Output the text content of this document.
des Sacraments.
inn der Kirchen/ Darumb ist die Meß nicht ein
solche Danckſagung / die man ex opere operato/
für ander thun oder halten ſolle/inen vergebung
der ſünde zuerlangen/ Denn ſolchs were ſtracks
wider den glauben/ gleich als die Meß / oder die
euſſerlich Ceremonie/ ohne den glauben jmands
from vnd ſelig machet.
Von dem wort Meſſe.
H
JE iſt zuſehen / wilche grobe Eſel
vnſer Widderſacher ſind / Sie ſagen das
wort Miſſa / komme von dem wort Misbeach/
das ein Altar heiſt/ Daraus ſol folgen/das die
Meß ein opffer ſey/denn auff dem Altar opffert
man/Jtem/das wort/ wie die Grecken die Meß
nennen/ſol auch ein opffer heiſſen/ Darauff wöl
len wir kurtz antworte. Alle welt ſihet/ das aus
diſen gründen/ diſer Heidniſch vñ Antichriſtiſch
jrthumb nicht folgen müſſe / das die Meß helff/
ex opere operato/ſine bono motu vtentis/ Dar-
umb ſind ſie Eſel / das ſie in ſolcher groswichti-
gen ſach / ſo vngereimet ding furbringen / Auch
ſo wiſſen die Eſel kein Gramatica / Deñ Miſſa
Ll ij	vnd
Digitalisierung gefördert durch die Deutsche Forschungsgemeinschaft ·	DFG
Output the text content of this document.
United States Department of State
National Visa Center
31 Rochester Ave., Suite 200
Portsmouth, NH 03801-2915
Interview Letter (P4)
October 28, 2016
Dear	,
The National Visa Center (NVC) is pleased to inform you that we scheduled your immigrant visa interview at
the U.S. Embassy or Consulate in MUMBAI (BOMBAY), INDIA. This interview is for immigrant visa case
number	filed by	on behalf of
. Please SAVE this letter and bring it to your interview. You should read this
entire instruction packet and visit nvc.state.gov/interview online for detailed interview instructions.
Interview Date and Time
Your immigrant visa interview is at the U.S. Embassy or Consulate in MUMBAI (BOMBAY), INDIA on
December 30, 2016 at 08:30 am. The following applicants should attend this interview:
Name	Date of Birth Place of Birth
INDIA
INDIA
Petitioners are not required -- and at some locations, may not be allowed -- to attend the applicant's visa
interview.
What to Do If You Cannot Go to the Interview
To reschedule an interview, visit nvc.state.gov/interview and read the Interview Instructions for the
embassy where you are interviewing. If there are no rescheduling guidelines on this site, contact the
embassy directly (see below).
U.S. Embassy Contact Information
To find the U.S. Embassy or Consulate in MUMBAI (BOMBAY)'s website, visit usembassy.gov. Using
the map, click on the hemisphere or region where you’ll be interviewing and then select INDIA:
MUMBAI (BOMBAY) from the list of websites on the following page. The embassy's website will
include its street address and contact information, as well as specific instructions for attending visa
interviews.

------------------------------------------------------------

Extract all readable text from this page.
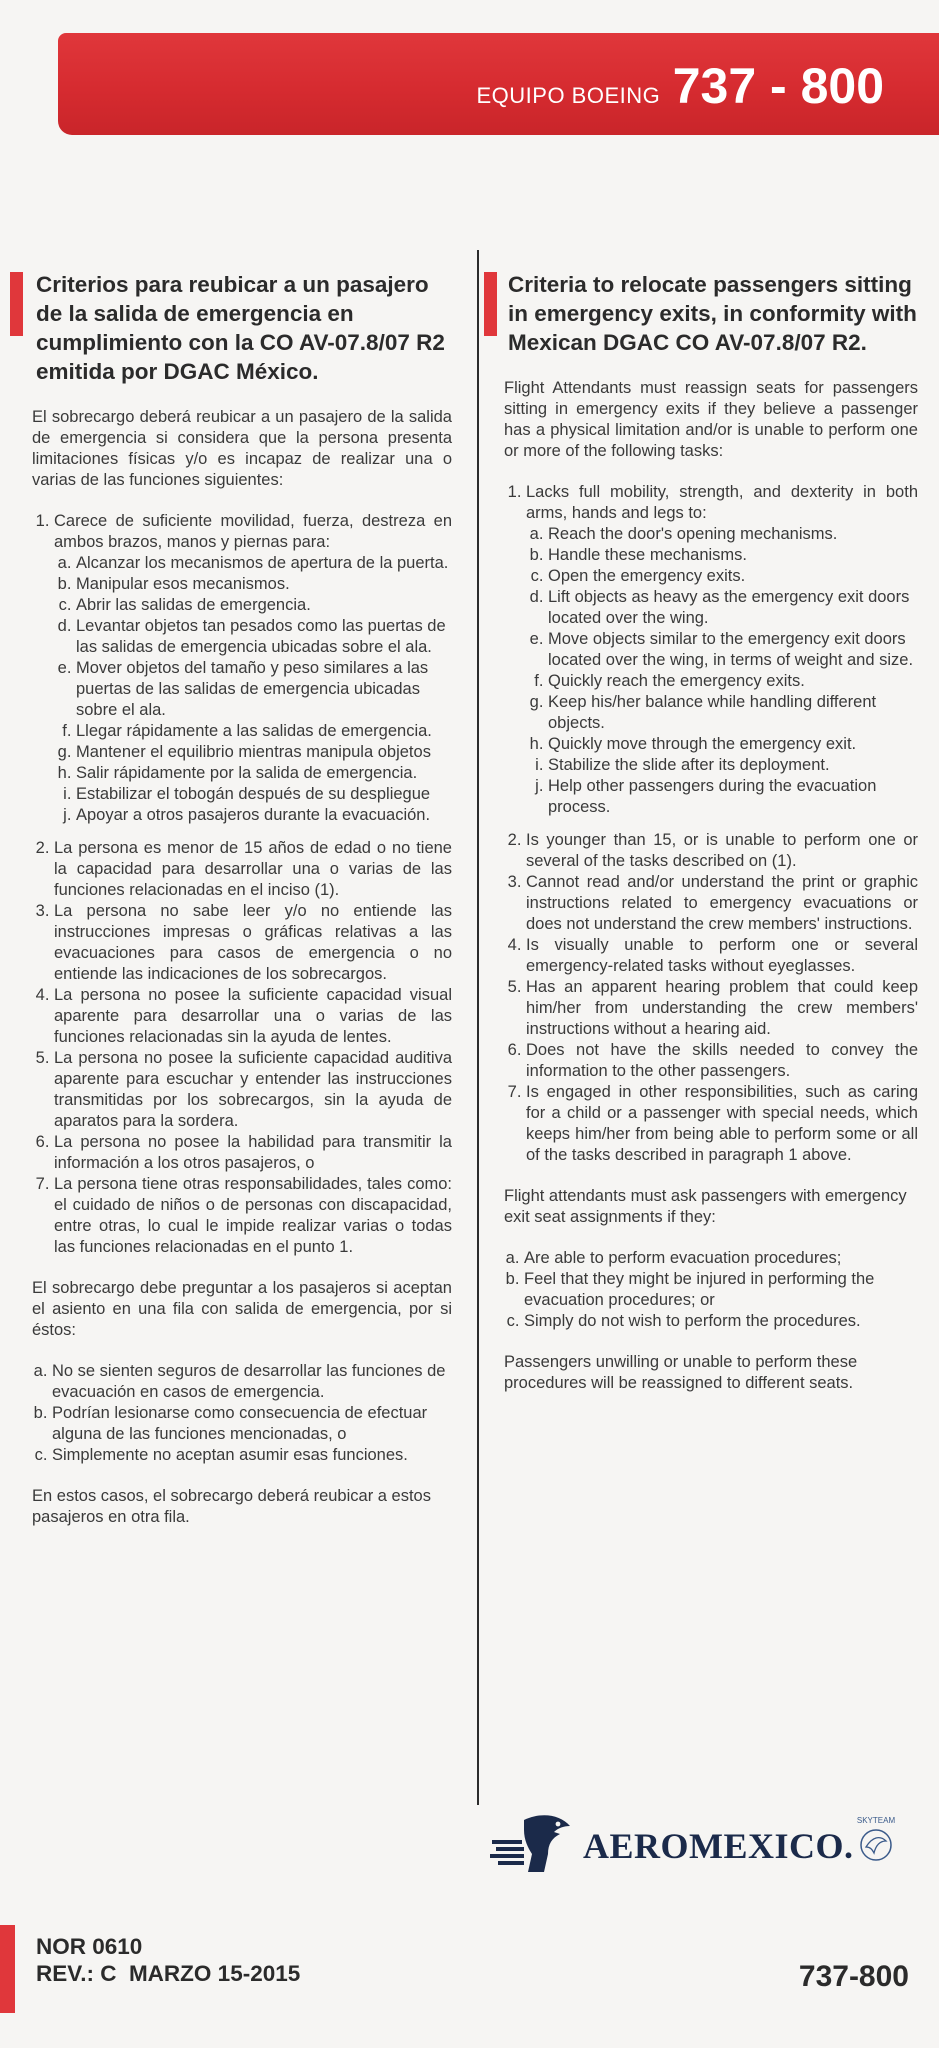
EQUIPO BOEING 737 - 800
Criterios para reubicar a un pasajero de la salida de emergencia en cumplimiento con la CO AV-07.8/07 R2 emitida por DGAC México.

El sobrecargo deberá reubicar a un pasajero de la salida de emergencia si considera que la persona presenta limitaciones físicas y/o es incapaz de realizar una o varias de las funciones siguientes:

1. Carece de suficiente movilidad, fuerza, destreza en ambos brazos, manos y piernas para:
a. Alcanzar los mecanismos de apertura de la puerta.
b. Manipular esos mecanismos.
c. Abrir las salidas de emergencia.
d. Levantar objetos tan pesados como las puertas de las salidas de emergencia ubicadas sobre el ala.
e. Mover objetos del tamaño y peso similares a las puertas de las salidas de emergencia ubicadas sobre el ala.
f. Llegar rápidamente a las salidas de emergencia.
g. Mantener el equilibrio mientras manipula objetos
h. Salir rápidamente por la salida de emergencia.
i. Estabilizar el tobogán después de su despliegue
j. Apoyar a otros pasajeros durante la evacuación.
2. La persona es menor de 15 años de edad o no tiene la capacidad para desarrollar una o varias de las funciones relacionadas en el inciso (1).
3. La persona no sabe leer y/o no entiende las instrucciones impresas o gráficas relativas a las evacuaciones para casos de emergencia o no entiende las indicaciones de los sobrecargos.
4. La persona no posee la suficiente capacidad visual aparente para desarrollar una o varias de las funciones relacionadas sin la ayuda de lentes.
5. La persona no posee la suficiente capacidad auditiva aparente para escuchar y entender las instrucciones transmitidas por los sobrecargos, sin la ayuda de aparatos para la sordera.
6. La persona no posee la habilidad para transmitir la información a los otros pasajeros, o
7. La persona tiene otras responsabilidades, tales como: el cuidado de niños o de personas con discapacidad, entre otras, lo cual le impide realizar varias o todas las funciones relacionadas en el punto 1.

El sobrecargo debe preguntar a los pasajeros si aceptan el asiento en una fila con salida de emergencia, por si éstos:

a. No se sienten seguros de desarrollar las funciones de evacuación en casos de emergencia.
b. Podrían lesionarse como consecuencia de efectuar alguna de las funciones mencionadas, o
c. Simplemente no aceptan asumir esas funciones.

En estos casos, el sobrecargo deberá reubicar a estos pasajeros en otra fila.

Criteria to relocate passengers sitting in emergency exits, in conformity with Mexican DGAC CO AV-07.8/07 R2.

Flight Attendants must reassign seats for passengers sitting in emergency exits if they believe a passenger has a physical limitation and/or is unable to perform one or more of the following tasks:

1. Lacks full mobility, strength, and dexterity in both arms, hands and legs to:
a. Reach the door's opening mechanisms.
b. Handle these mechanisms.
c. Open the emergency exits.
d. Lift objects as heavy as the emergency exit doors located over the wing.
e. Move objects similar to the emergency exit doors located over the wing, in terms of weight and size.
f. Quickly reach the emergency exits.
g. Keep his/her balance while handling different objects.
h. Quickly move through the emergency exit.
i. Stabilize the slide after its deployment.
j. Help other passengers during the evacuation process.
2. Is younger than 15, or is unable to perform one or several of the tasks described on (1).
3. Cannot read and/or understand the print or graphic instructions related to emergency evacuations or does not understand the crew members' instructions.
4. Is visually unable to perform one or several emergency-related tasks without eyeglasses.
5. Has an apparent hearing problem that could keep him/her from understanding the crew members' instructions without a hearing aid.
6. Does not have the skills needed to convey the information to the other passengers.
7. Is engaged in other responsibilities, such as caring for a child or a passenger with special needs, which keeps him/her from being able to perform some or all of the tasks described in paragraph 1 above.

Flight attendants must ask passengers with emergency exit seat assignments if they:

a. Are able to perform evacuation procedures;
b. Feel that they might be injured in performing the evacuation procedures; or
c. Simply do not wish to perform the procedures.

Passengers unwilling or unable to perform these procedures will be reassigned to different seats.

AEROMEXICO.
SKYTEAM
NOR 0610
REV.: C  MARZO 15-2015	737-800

------------------------------------------------------------

■ **INSTRUCTIONS FOR THE TASK**:
Find all lines with "that" in them and copy each one.

■ **SOLUTION TO THIS PROBLEM**:
The National Visa Center (NVC) is pleased to inform you that we scheduled your immigrant visa interview at
5. Has an apparent hearing problem that could keep him/her from understanding the crew members' instructions without a hearing aid.
b. Feel that they might be injured in performing the evacuation procedures; or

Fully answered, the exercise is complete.